Repeat the material verbatim. Images are excluded from the copy.

_Items listed in a dataset:_
- - -

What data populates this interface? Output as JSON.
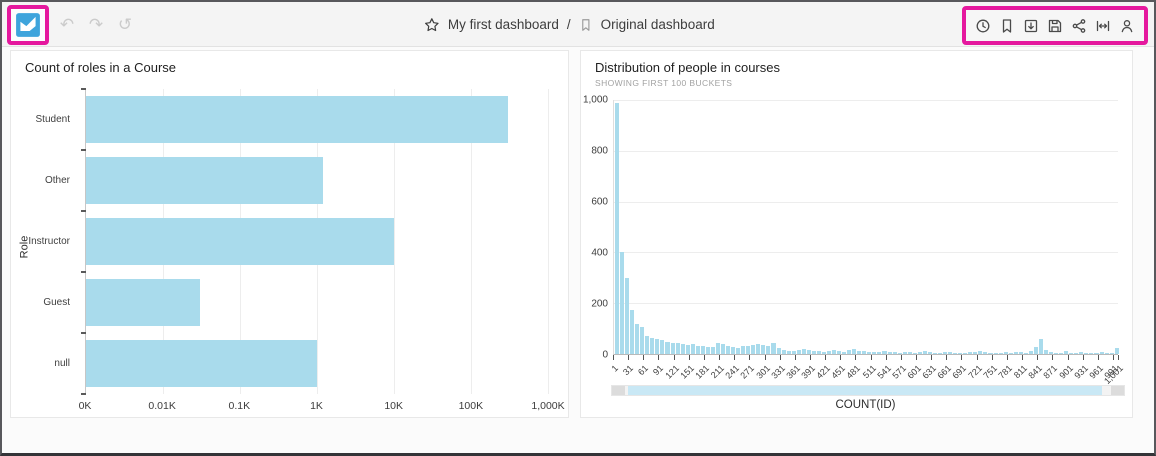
{
  "topbar": {
    "breadcrumb": {
      "primary": "My first dashboard",
      "separator": "/",
      "secondary": "Original dashboard"
    },
    "history": {
      "undo_glyph": "↶",
      "redo_glyph": "↷",
      "reset_glyph": "↺"
    },
    "toolbar_icons": [
      "clock",
      "bookmark",
      "export",
      "save",
      "share",
      "fit-width",
      "user"
    ]
  },
  "colors": {
    "highlight": "#E5189E",
    "logo_blue": "#3EA4DC",
    "bar_fill": "#A9DBEC"
  },
  "chart_data": [
    {
      "type": "bar",
      "orientation": "horizontal",
      "title": "Count of roles in a Course",
      "ylabel": "Role",
      "xlabel": "",
      "categories": [
        "Student",
        "Other",
        "Instructor",
        "Guest",
        "null"
      ],
      "values": [
        300000,
        1200,
        10000,
        30,
        1000
      ],
      "x_scale": "log",
      "x_log_decades": 6,
      "x_ticks": [
        "0K",
        "0.01K",
        "0.1K",
        "1K",
        "10K",
        "100K",
        "1,000K"
      ],
      "grid": "vertical"
    },
    {
      "type": "bar",
      "subtype": "histogram",
      "title": "Distribution of people in courses",
      "subtitle": "SHOWING FIRST 100 BUCKETS",
      "xlabel": "COUNT(ID)",
      "ylim": [
        0,
        1000
      ],
      "y_ticks": [
        "1,000",
        "800",
        "600",
        "400",
        "200",
        "0"
      ],
      "x_tick_labels": [
        "1",
        "31",
        "61",
        "91",
        "121",
        "151",
        "181",
        "211",
        "241",
        "271",
        "301",
        "331",
        "361",
        "391",
        "421",
        "451",
        "481",
        "511",
        "541",
        "571",
        "601",
        "631",
        "661",
        "691",
        "721",
        "751",
        "781",
        "811",
        "841",
        "871",
        "901",
        "931",
        "961",
        "991",
        "1,001"
      ],
      "values": [
        990,
        400,
        300,
        172,
        118,
        105,
        72,
        62,
        58,
        55,
        48,
        45,
        42,
        38,
        35,
        40,
        33,
        30,
        28,
        26,
        45,
        38,
        32,
        28,
        24,
        32,
        32,
        36,
        40,
        36,
        30,
        42,
        24,
        14,
        10,
        12,
        15,
        18,
        15,
        12,
        10,
        8,
        12,
        14,
        10,
        8,
        16,
        18,
        12,
        10,
        9,
        6,
        8,
        10,
        8,
        6,
        5,
        8,
        6,
        5,
        8,
        10,
        6,
        5,
        4,
        6,
        8,
        5,
        4,
        5,
        6,
        8,
        10,
        6,
        5,
        4,
        5,
        6,
        5,
        8,
        6,
        5,
        12,
        28,
        60,
        16,
        8,
        5,
        4,
        10,
        5,
        4,
        6,
        5,
        4,
        5,
        6,
        4,
        5,
        24
      ],
      "grid": "horizontal",
      "legend": "none"
    }
  ]
}
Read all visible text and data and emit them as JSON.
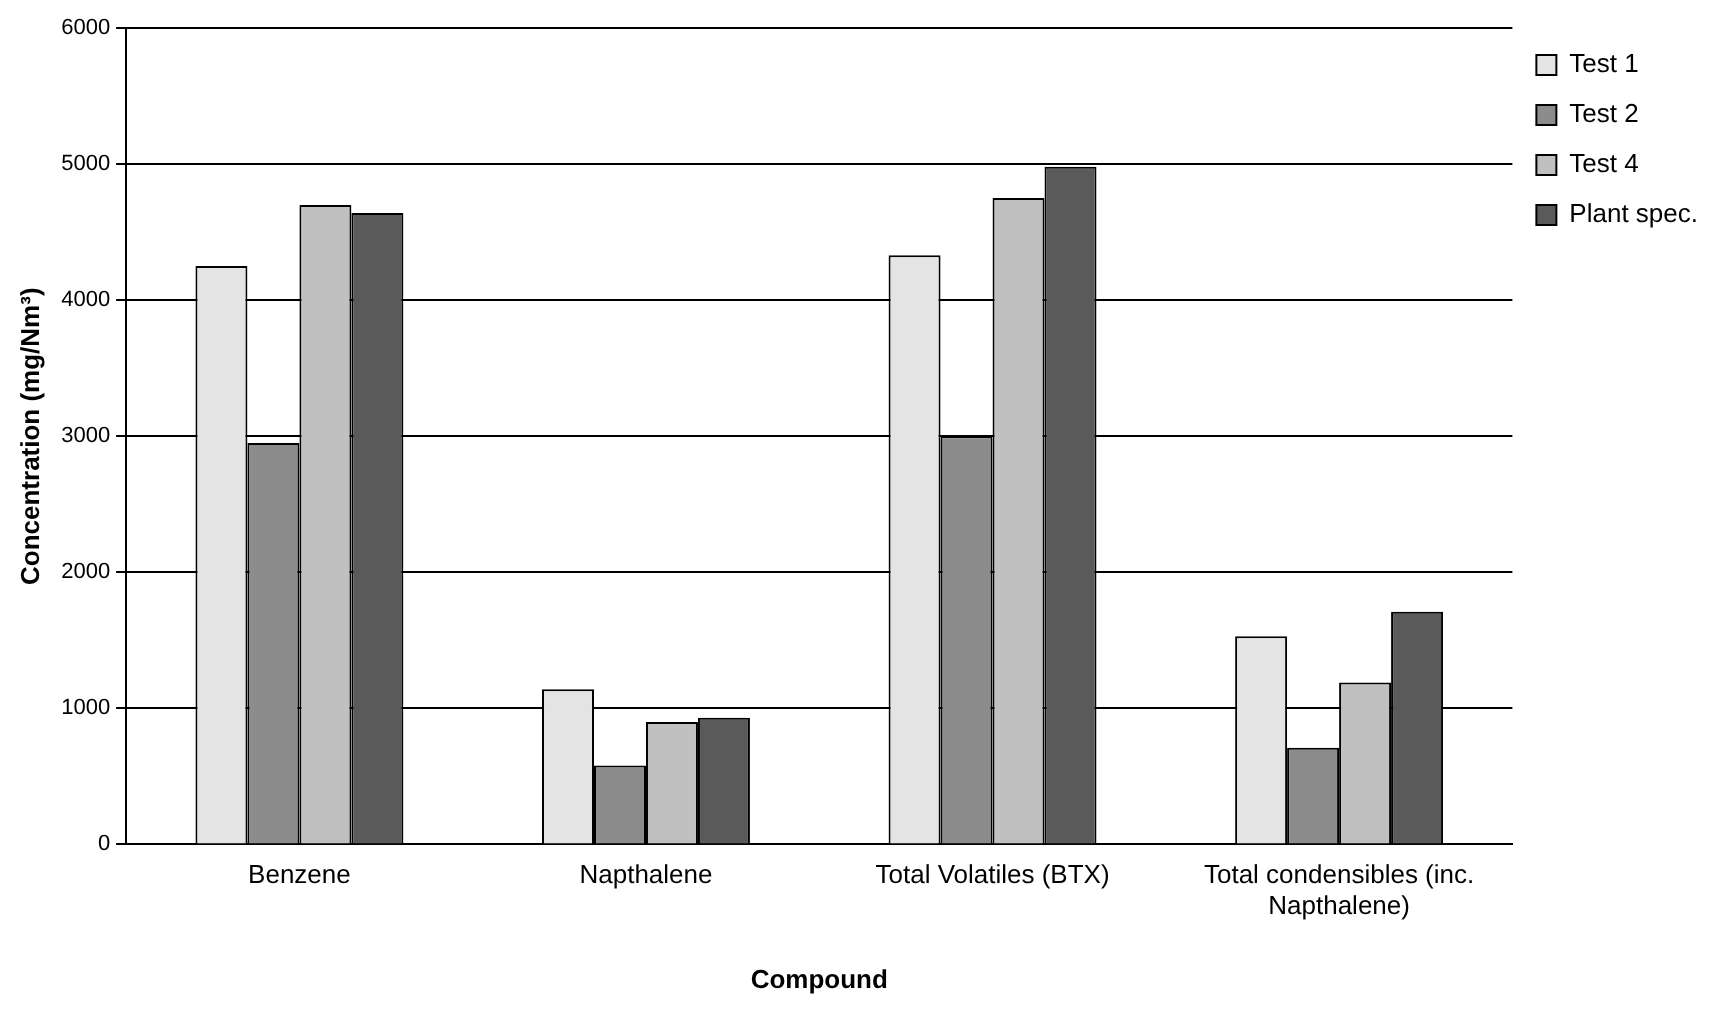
{
  "chart_data": {
    "type": "bar",
    "xlabel": "Compound",
    "ylabel": "Concentration (mg/Nm³)",
    "categories": [
      "Benzene",
      "Napthalene",
      "Total Volatiles (BTX)",
      "Total condensibles (inc. Napthalene)"
    ],
    "series": [
      {
        "name": "Test 1",
        "color": "#e4e4e4",
        "values": [
          4250,
          1140,
          4330,
          1530
        ]
      },
      {
        "name": "Test 2",
        "color": "#8c8c8c",
        "values": [
          2950,
          580,
          3000,
          710
        ]
      },
      {
        "name": "Test 4",
        "color": "#c0c0c0",
        "values": [
          4700,
          900,
          4750,
          1190
        ]
      },
      {
        "name": "Plant spec.",
        "color": "#5a5a5a",
        "values": [
          4640,
          930,
          4980,
          1710
        ]
      }
    ],
    "ylim": [
      0,
      6000
    ],
    "yticks": [
      0,
      1000,
      2000,
      3000,
      4000,
      5000,
      6000
    ],
    "grid": "y",
    "legend": "top right"
  }
}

- - -

_Answer:_
What data populates this interface? Output as JSON.
{
  "topbar": {
    "breadcrumb": {
      "primary": "My first dashboard",
      "separator": "/",
      "secondary": "Original dashboard"
    },
    "history": {
      "undo_glyph": "↶",
      "redo_glyph": "↷",
      "reset_glyph": "↺"
    },
    "toolbar_icons": [
      "clock",
      "bookmark",
      "export",
      "save",
      "share",
      "fit-width",
      "user"
    ]
  },
  "colors": {
    "highlight": "#E5189E",
    "logo_blue": "#3EA4DC",
    "bar_fill": "#A9DBEC"
  },
  "chart_data": [
    {
      "type": "bar",
      "orientation": "horizontal",
      "title": "Count of roles in a Course",
      "ylabel": "Role",
      "xlabel": "",
      "categories": [
        "Student",
        "Other",
        "Instructor",
        "Guest",
        "null"
      ],
      "values": [
        300000,
        1200,
        10000,
        30,
        1000
      ],
      "x_scale": "log",
      "x_log_decades": 6,
      "x_ticks": [
        "0K",
        "0.01K",
        "0.1K",
        "1K",
        "10K",
        "100K",
        "1,000K"
      ],
      "grid": "vertical"
    },
    {
      "type": "bar",
      "subtype": "histogram",
      "title": "Distribution of people in courses",
      "subtitle": "SHOWING FIRST 100 BUCKETS",
      "xlabel": "COUNT(ID)",
      "ylim": [
        0,
        1000
      ],
      "y_ticks": [
        "1,000",
        "800",
        "600",
        "400",
        "200",
        "0"
      ],
      "x_tick_labels": [
        "1",
        "31",
        "61",
        "91",
        "121",
        "151",
        "181",
        "211",
        "241",
        "271",
        "301",
        "331",
        "361",
        "391",
        "421",
        "451",
        "481",
        "511",
        "541",
        "571",
        "601",
        "631",
        "661",
        "691",
        "721",
        "751",
        "781",
        "811",
        "841",
        "871",
        "901",
        "931",
        "961",
        "991",
        "1,001"
      ],
      "values": [
        990,
        400,
        300,
        172,
        118,
        105,
        72,
        62,
        58,
        55,
        48,
        45,
        42,
        38,
        35,
        40,
        33,
        30,
        28,
        26,
        45,
        38,
        32,
        28,
        24,
        32,
        32,
        36,
        40,
        36,
        30,
        42,
        24,
        14,
        10,
        12,
        15,
        18,
        15,
        12,
        10,
        8,
        12,
        14,
        10,
        8,
        16,
        18,
        12,
        10,
        9,
        6,
        8,
        10,
        8,
        6,
        5,
        8,
        6,
        5,
        8,
        10,
        6,
        5,
        4,
        6,
        8,
        5,
        4,
        5,
        6,
        8,
        10,
        6,
        5,
        4,
        5,
        6,
        5,
        8,
        6,
        5,
        12,
        28,
        60,
        16,
        8,
        5,
        4,
        10,
        5,
        4,
        6,
        5,
        4,
        5,
        6,
        4,
        5,
        24
      ],
      "grid": "horizontal",
      "legend": "none"
    }
  ]
}
Read all visible text and data and emit them as JSON.
{
  "chart_data": {
    "type": "bar",
    "xlabel": "Compound",
    "ylabel": "Concentration (mg/Nm³)",
    "categories": [
      "Benzene",
      "Napthalene",
      "Total Volatiles (BTX)",
      "Total condensibles (inc. Napthalene)"
    ],
    "series": [
      {
        "name": "Test 1",
        "color": "#e4e4e4",
        "values": [
          4250,
          1140,
          4330,
          1530
        ]
      },
      {
        "name": "Test 2",
        "color": "#8c8c8c",
        "values": [
          2950,
          580,
          3000,
          710
        ]
      },
      {
        "name": "Test 4",
        "color": "#c0c0c0",
        "values": [
          4700,
          900,
          4750,
          1190
        ]
      },
      {
        "name": "Plant spec.",
        "color": "#5a5a5a",
        "values": [
          4640,
          930,
          4980,
          1710
        ]
      }
    ],
    "ylim": [
      0,
      6000
    ],
    "yticks": [
      0,
      1000,
      2000,
      3000,
      4000,
      5000,
      6000
    ],
    "grid": "y",
    "legend": "top right"
  }
}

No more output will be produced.